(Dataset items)
**********
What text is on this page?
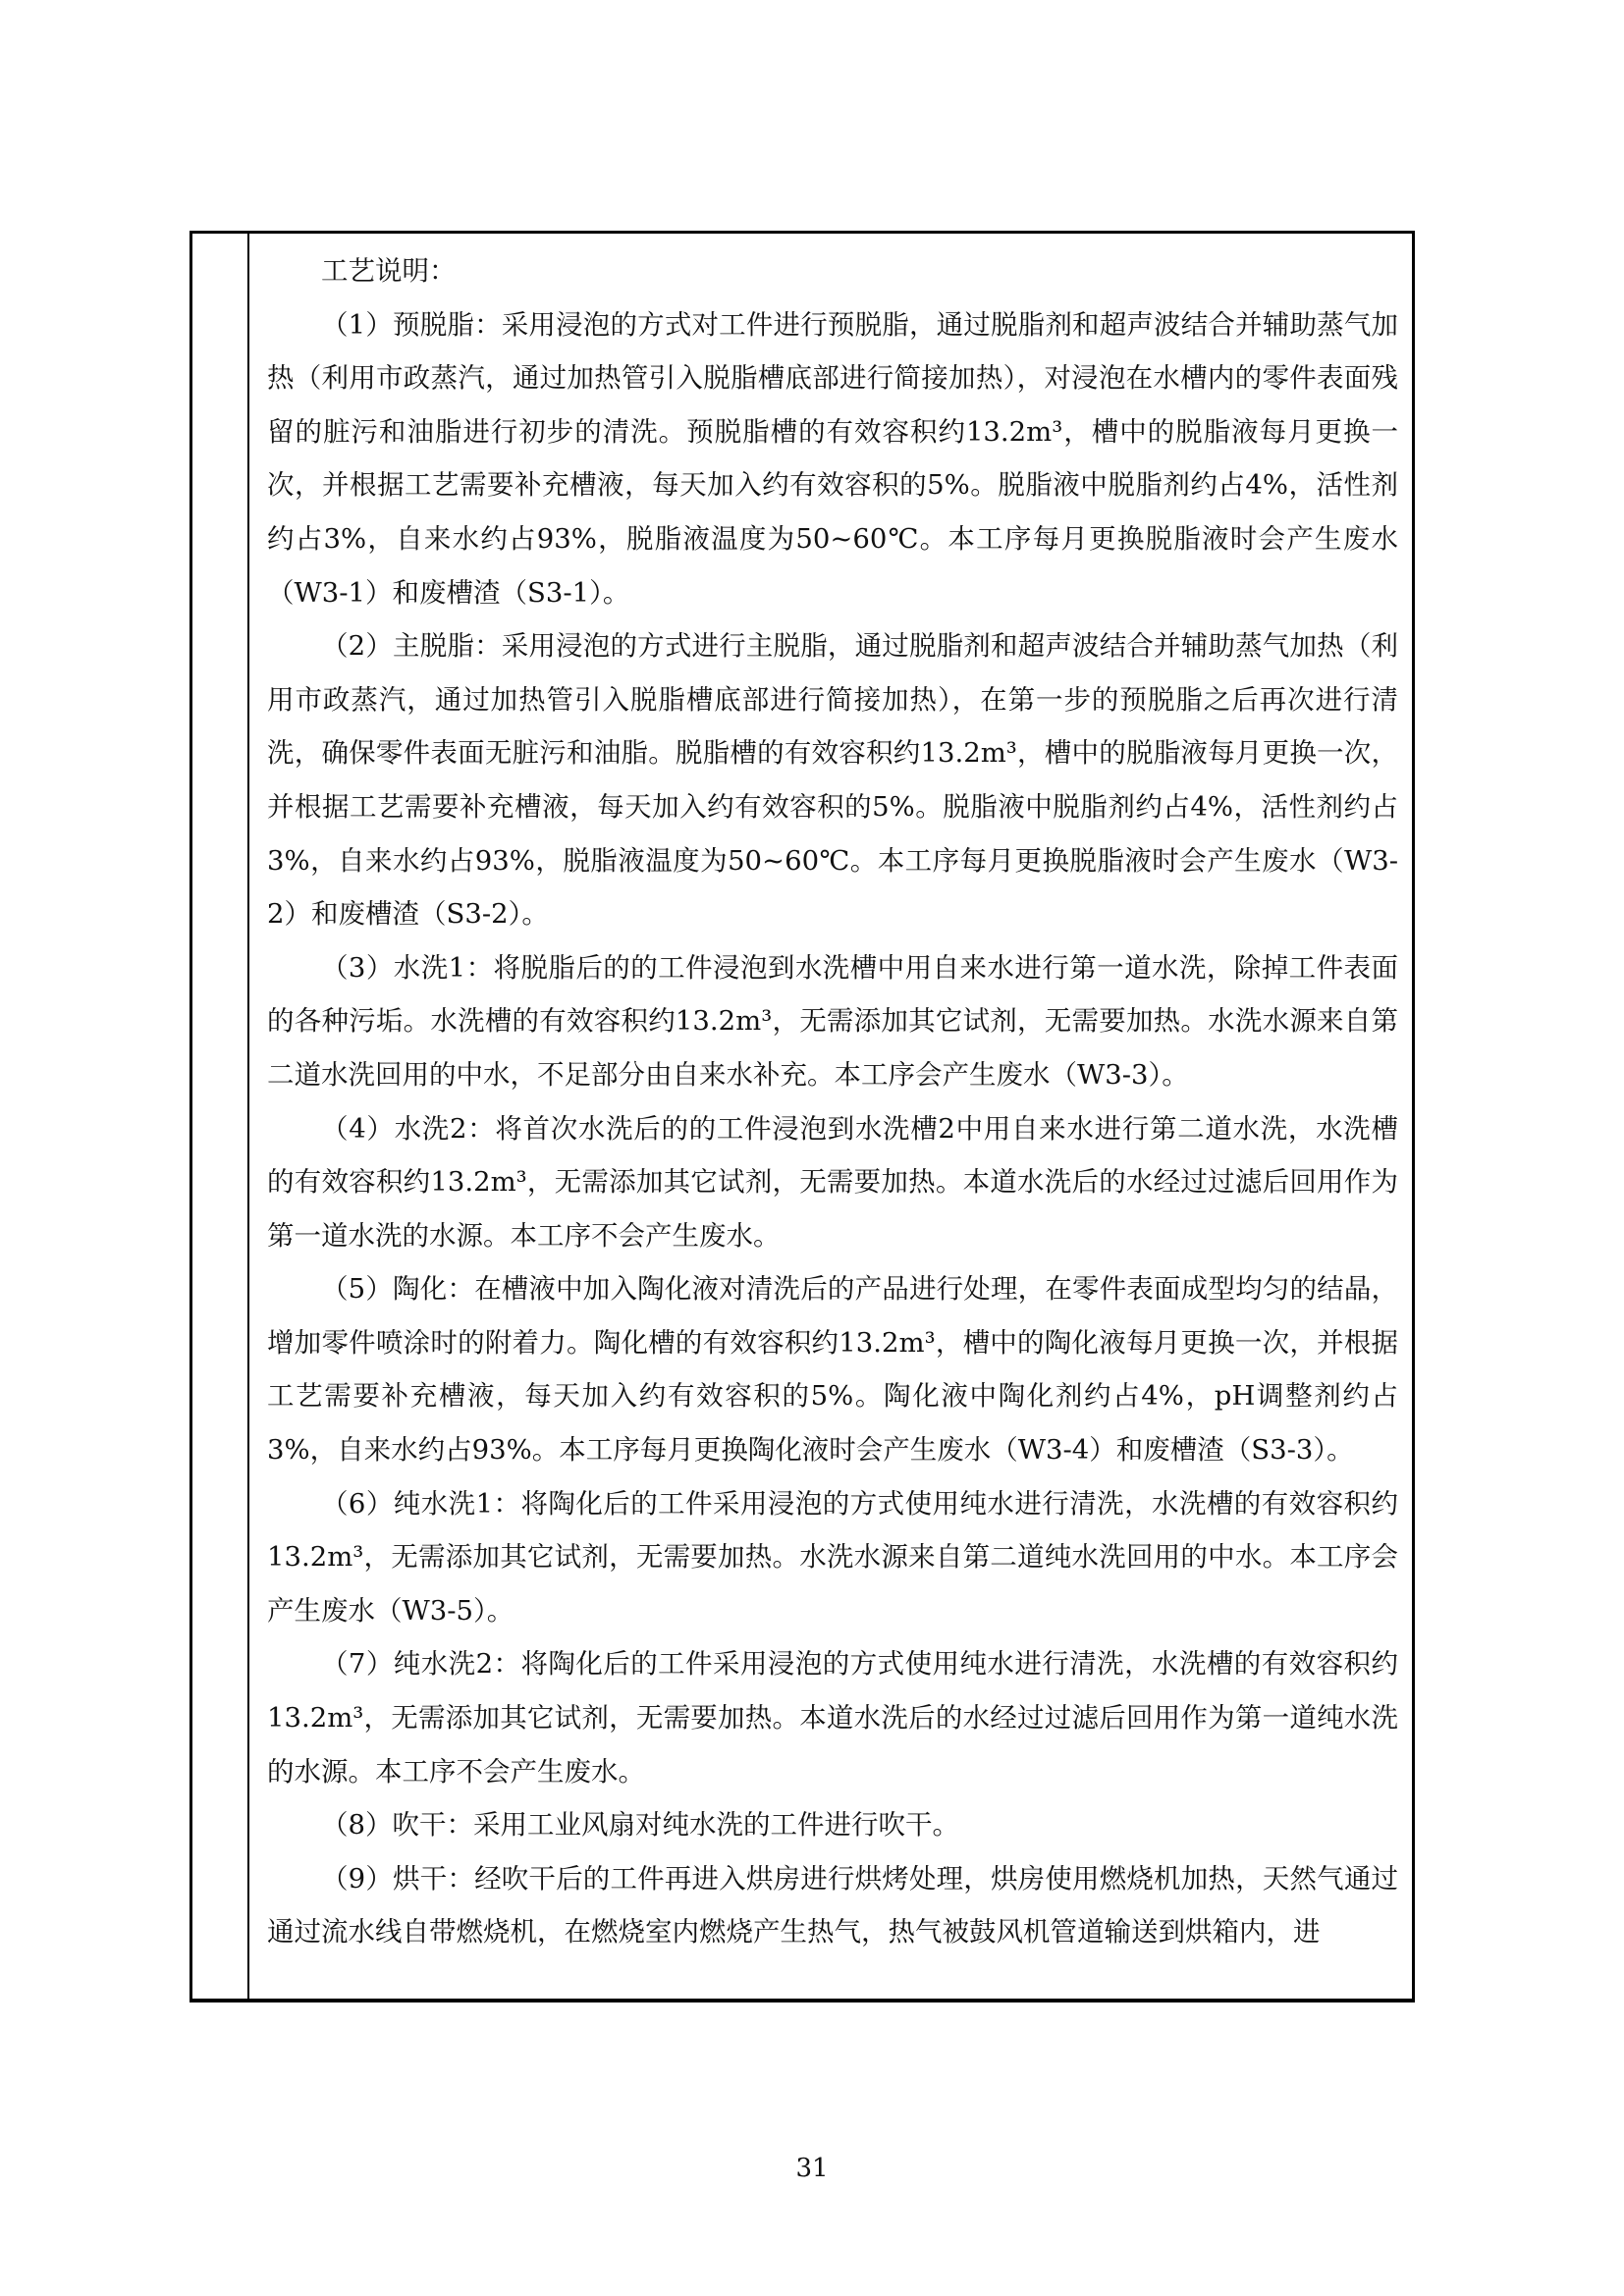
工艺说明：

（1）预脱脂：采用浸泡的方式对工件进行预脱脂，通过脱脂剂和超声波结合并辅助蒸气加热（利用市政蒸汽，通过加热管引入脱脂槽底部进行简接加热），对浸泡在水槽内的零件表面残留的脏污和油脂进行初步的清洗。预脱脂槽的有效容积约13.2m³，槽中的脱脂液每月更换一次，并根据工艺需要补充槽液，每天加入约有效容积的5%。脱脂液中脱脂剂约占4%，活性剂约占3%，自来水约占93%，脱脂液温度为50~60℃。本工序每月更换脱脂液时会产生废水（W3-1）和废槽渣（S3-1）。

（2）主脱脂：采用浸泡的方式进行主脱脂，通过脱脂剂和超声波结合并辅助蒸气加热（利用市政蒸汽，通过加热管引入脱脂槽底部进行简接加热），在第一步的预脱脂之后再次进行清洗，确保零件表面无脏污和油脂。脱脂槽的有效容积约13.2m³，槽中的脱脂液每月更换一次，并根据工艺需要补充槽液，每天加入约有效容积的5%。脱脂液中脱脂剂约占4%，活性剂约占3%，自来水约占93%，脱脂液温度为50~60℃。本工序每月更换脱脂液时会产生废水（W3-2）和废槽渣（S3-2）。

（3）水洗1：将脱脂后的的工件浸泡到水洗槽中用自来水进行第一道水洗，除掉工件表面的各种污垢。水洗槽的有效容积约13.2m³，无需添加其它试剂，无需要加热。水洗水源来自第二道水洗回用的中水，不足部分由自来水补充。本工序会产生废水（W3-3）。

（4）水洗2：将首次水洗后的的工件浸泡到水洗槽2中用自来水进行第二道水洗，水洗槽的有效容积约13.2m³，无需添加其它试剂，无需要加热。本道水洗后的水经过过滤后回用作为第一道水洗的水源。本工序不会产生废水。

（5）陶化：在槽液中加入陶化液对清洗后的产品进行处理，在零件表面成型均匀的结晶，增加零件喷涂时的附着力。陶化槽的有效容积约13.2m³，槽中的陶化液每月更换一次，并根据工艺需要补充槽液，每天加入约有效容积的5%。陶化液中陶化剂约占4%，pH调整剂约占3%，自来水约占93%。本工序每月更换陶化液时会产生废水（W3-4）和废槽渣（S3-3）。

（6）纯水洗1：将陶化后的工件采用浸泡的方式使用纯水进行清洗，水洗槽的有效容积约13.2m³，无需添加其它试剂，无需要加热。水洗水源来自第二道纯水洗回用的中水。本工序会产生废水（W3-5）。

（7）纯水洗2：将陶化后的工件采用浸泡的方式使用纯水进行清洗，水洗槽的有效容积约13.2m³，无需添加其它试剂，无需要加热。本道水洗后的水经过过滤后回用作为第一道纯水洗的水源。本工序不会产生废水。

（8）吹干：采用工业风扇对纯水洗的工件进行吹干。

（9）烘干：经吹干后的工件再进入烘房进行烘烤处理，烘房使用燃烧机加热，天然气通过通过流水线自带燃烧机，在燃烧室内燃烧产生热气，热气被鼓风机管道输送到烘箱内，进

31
**********
> **YOUR INSTRUCTIONS**: Extract every line containing the string "和废槽渣" from the material.

> **THE SOLUTION**:
（1）预脱脂：采用浸泡的方式对工件进行预脱脂，通过脱脂剂和超声波结合并辅助蒸气加热（利用市政蒸汽，通过加热管引入脱脂槽底部进行简接加热），对浸泡在水槽内的零件表面残留的脏污和油脂进行初步的清洗。预脱脂槽的有效容积约13.2m³，槽中的脱脂液每月更换一次，并根据工艺需要补充槽液，每天加入约有效容积的5%。脱脂液中脱脂剂约占4%，活性剂约占3%，自来水约占93%，脱脂液温度为50~60℃。本工序每月更换脱脂液时会产生废水（W3-1）和废槽渣（S3-1）。
（2）主脱脂：采用浸泡的方式进行主脱脂，通过脱脂剂和超声波结合并辅助蒸气加热（利用市政蒸汽，通过加热管引入脱脂槽底部进行简接加热），在第一步的预脱脂之后再次进行清洗，确保零件表面无脏污和油脂。脱脂槽的有效容积约13.2m³，槽中的脱脂液每月更换一次，并根据工艺需要补充槽液，每天加入约有效容积的5%。脱脂液中脱脂剂约占4%，活性剂约占3%，自来水约占93%，脱脂液温度为50~60℃。本工序每月更换脱脂液时会产生废水（W3-2）和废槽渣（S3-2）。
（5）陶化：在槽液中加入陶化液对清洗后的产品进行处理，在零件表面成型均匀的结晶，增加零件喷涂时的附着力。陶化槽的有效容积约13.2m³，槽中的陶化液每月更换一次，并根据工艺需要补充槽液，每天加入约有效容积的5%。陶化液中陶化剂约占4%，pH调整剂约占3%，自来水约占93%。本工序每月更换陶化液时会产生废水（W3-4）和废槽渣（S3-3）。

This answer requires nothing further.